- [DATA EXTRACT]:
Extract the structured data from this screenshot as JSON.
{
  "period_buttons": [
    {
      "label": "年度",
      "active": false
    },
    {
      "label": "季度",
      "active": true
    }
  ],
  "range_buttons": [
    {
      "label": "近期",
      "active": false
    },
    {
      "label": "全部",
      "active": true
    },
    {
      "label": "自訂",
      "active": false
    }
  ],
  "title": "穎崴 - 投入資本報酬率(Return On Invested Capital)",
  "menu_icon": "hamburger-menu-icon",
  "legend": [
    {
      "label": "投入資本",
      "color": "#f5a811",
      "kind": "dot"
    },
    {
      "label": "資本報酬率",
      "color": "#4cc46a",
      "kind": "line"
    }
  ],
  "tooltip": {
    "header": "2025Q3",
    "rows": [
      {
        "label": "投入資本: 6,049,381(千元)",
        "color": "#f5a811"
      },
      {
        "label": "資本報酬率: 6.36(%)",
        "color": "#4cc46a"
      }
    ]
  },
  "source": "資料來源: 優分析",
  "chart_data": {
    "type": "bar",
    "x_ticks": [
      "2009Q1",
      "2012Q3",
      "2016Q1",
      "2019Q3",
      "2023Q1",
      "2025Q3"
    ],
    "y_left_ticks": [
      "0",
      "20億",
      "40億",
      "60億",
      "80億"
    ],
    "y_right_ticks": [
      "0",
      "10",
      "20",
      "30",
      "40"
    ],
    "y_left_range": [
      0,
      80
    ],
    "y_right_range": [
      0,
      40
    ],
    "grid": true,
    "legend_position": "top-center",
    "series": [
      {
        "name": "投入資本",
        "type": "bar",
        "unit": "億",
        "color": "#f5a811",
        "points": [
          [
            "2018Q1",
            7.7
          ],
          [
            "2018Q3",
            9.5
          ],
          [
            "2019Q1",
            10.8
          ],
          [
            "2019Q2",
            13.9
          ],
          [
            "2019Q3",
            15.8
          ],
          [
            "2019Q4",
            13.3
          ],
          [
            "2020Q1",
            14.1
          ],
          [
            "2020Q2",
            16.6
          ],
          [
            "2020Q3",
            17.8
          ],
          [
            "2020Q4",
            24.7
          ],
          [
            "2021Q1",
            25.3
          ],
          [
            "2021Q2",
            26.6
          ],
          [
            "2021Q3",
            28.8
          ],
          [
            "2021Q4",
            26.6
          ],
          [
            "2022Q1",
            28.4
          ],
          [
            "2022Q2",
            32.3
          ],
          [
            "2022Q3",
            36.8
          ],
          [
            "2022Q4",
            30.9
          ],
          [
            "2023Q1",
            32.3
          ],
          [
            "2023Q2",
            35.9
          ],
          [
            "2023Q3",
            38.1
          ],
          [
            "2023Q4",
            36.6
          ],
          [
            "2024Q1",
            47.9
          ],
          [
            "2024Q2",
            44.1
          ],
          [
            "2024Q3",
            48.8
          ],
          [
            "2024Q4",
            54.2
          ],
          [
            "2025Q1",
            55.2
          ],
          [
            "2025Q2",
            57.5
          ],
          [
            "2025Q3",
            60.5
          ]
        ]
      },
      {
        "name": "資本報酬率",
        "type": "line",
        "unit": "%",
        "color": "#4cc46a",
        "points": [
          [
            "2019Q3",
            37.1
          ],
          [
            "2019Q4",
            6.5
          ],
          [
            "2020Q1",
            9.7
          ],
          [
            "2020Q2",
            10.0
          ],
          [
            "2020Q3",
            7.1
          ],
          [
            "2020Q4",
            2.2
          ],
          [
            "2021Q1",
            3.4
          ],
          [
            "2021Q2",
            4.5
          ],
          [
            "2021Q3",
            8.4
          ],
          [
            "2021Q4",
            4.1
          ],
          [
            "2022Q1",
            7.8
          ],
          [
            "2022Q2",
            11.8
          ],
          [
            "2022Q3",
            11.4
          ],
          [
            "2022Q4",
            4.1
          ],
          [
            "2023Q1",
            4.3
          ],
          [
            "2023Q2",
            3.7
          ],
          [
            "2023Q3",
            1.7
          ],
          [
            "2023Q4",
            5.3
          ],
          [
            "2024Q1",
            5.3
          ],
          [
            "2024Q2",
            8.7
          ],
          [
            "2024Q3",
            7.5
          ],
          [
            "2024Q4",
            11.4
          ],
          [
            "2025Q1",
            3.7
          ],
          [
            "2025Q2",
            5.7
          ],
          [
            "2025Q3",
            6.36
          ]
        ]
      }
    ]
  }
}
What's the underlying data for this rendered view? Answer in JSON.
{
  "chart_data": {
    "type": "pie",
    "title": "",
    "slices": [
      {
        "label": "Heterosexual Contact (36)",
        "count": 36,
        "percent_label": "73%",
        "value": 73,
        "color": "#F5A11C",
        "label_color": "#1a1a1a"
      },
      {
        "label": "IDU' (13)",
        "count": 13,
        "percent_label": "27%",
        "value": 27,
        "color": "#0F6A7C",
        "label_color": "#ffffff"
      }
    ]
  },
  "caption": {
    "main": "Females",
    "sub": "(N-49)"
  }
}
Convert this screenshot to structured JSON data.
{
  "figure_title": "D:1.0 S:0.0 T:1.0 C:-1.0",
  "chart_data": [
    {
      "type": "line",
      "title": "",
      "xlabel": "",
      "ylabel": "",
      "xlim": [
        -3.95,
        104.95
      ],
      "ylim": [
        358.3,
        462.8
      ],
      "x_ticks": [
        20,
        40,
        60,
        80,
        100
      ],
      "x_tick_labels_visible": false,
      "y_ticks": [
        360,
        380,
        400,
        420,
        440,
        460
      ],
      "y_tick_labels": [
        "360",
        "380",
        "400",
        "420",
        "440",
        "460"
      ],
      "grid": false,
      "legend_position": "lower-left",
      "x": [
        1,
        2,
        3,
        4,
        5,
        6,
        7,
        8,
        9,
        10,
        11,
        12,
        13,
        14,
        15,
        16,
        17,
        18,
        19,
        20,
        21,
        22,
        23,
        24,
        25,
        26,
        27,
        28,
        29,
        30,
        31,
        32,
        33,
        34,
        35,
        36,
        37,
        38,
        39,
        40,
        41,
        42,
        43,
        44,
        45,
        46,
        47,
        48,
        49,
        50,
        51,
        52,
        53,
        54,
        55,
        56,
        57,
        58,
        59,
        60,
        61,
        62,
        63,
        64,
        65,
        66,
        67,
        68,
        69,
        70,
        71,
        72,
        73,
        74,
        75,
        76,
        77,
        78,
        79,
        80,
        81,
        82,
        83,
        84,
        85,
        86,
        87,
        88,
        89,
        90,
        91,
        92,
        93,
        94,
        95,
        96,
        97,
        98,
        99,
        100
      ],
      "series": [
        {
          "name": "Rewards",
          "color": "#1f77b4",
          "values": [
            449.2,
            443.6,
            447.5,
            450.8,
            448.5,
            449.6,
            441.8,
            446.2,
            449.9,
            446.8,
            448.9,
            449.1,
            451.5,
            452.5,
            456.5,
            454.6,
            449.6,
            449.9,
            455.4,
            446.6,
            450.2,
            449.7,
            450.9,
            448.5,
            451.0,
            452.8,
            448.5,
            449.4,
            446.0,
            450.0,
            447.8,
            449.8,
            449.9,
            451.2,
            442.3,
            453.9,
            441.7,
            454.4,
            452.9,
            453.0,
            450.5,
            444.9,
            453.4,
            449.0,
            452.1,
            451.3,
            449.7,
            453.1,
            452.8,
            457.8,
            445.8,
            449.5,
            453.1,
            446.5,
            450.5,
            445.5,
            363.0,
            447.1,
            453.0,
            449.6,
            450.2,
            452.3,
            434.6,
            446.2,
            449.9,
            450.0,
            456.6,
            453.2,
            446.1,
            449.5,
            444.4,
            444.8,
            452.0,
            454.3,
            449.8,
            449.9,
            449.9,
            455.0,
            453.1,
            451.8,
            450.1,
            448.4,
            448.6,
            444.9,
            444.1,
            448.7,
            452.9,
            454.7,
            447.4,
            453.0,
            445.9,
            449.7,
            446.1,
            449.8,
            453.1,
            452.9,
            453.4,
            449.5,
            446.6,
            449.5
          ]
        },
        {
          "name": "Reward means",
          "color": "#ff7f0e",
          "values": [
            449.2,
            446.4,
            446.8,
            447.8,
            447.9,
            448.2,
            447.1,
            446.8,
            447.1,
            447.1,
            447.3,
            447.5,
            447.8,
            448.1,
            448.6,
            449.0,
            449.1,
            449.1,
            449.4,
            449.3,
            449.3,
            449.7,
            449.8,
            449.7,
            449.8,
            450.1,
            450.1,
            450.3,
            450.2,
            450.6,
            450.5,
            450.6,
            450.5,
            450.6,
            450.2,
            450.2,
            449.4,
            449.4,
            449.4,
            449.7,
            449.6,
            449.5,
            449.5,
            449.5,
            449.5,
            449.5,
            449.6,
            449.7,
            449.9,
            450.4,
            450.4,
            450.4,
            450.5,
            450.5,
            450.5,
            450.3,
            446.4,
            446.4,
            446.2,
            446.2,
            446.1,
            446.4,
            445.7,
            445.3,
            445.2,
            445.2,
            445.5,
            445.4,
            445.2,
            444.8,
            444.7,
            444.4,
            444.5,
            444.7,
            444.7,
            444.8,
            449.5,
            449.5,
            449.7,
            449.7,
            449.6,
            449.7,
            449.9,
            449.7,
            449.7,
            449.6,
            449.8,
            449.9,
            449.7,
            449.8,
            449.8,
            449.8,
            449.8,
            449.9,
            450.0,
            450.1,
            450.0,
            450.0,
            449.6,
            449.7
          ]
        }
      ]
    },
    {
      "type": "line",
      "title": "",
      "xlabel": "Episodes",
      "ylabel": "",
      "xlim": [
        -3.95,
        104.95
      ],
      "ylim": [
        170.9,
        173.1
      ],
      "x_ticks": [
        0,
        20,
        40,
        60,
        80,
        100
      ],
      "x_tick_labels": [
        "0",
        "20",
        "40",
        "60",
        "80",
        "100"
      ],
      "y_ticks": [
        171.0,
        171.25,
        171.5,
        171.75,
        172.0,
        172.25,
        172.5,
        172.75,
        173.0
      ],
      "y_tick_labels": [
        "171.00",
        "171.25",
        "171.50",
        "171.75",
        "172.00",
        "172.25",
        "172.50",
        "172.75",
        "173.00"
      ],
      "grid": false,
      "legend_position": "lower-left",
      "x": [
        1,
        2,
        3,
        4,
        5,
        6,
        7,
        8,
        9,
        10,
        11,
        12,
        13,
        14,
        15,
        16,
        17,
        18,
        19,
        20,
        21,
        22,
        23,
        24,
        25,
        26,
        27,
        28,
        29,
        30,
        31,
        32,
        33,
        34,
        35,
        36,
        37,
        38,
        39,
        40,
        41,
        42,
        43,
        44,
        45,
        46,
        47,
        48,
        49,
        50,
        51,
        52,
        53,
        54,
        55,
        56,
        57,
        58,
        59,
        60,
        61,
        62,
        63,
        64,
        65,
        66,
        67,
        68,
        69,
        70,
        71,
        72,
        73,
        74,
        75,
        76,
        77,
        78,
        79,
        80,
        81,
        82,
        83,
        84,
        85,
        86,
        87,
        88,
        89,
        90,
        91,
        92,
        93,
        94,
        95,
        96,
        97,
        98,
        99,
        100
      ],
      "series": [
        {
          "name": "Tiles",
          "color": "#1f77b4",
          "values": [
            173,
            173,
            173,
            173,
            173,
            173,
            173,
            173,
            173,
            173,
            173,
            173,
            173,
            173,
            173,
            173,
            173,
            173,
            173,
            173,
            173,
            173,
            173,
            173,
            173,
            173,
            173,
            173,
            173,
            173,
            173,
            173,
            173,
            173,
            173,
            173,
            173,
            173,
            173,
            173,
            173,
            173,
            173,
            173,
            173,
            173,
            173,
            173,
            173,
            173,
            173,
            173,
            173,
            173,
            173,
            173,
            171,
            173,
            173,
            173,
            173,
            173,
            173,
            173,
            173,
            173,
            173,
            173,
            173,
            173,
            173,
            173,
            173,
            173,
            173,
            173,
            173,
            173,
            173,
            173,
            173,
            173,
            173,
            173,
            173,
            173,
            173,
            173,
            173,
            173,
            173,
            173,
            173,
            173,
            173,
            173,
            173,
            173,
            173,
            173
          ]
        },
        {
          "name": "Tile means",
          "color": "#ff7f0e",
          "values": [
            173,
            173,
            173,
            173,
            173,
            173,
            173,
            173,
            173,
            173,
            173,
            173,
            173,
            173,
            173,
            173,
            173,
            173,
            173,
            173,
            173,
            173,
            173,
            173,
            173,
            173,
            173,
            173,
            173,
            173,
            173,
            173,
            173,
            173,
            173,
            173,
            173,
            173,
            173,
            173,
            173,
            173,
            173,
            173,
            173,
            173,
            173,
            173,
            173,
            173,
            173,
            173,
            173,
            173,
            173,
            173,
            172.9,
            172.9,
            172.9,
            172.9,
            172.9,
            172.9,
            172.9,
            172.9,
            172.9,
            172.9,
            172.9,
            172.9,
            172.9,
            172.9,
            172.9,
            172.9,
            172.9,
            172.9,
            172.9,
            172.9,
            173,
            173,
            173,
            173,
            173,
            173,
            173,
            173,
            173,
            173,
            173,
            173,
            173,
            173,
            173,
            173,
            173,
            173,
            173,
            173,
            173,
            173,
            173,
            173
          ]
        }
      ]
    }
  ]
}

- [TASK GOAL]: Gather from the data above every line with the string "screenshot".

- [FINAL ANSWER]:
Extract the structured data from this screenshot as JSON.
Convert this screenshot to structured JSON data.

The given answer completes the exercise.